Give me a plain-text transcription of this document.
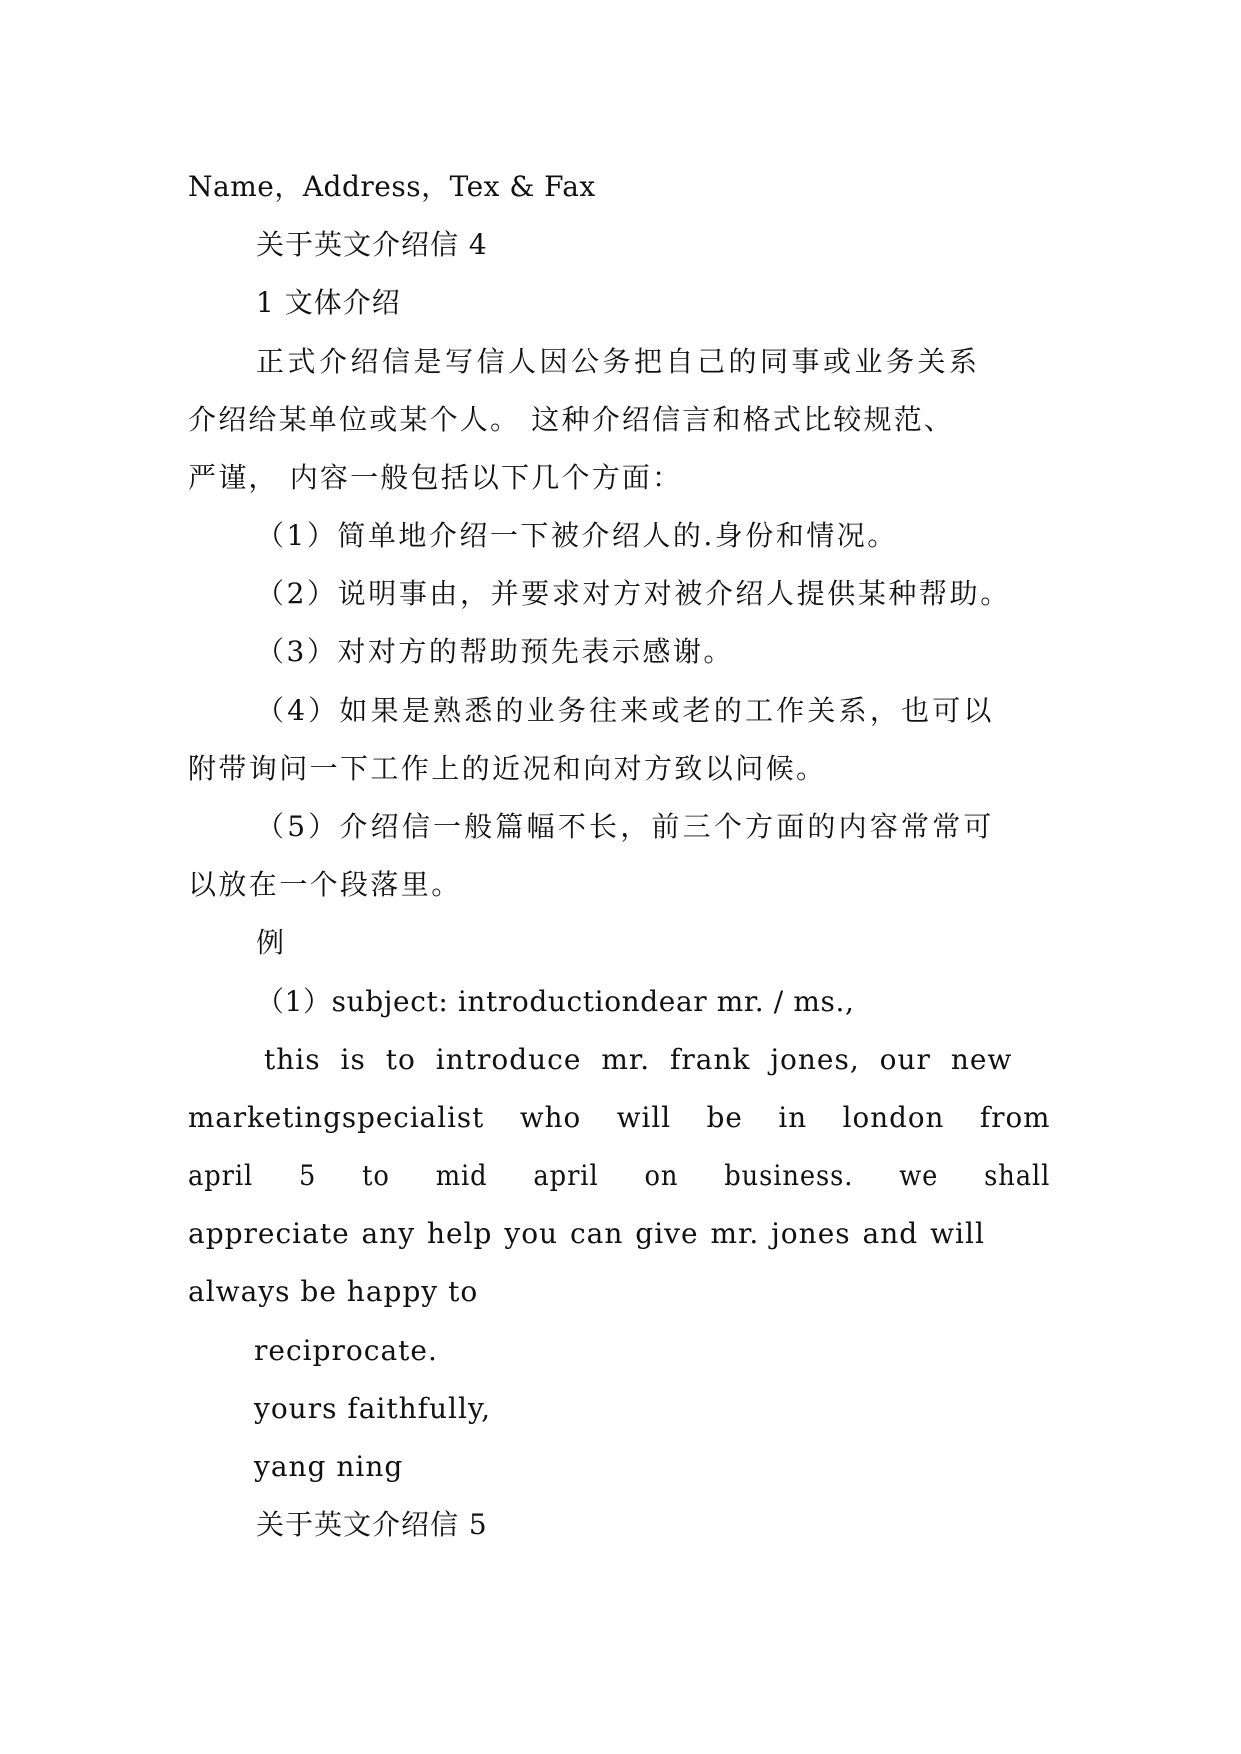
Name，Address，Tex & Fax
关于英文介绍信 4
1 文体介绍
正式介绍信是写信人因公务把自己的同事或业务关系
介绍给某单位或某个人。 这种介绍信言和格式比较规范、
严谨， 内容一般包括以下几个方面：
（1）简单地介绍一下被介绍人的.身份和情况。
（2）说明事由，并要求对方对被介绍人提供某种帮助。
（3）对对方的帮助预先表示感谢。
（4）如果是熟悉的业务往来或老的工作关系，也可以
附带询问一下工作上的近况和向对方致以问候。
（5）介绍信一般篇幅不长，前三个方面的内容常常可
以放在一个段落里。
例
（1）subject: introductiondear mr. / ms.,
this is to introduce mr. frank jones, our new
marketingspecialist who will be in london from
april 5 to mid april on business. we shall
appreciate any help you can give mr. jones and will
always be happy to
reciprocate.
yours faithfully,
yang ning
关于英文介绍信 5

•••••

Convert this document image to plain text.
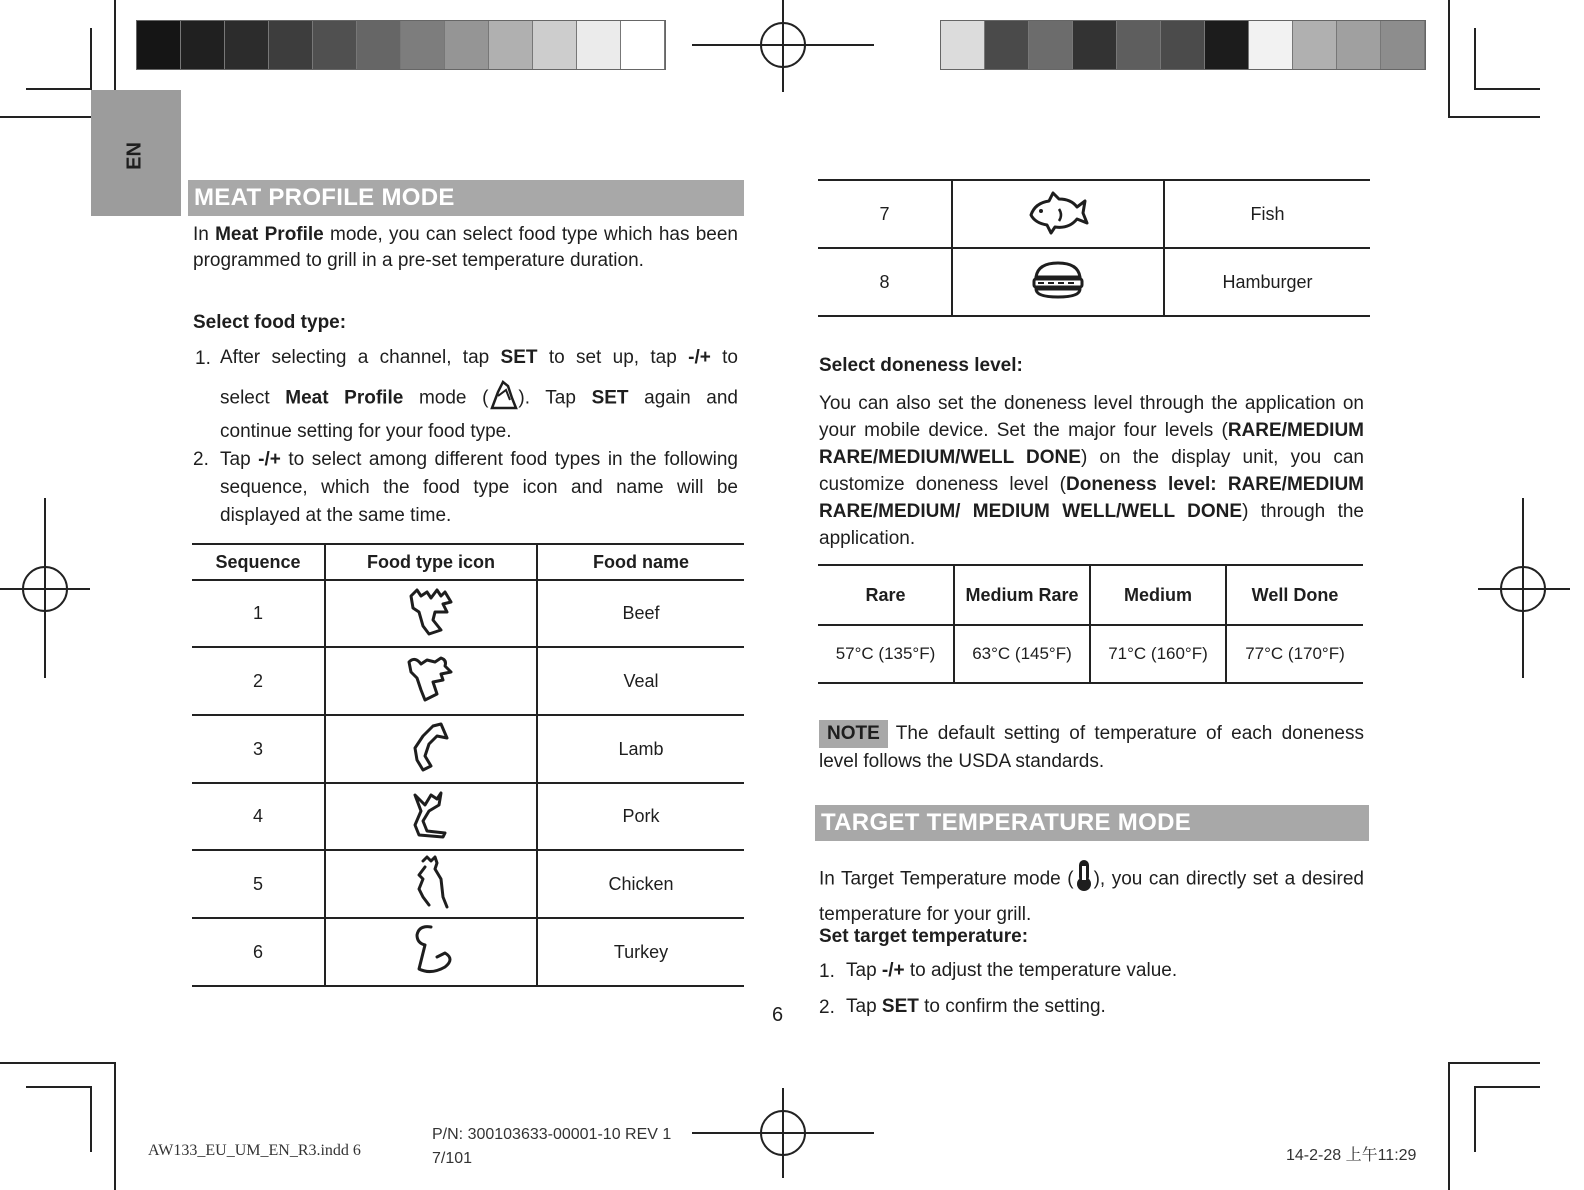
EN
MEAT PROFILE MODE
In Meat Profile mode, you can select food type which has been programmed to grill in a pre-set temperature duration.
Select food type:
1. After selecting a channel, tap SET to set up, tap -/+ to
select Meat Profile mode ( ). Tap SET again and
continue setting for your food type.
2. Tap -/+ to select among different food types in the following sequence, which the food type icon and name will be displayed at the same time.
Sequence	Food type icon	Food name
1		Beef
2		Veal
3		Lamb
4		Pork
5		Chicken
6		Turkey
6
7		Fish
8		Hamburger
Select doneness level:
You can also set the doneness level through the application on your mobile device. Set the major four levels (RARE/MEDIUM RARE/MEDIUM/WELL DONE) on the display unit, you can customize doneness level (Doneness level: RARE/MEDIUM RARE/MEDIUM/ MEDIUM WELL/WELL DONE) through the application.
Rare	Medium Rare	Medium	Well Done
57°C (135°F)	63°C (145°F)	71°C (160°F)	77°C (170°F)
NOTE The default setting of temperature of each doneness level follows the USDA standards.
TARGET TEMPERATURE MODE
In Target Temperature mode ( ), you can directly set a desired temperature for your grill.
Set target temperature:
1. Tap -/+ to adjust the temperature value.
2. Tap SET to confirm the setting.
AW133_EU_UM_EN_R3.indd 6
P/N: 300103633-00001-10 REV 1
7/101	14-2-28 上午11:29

•••••

### Your objective
Report the number of lines containing the string "this" and add nothing to it.

### Output of the exercise
3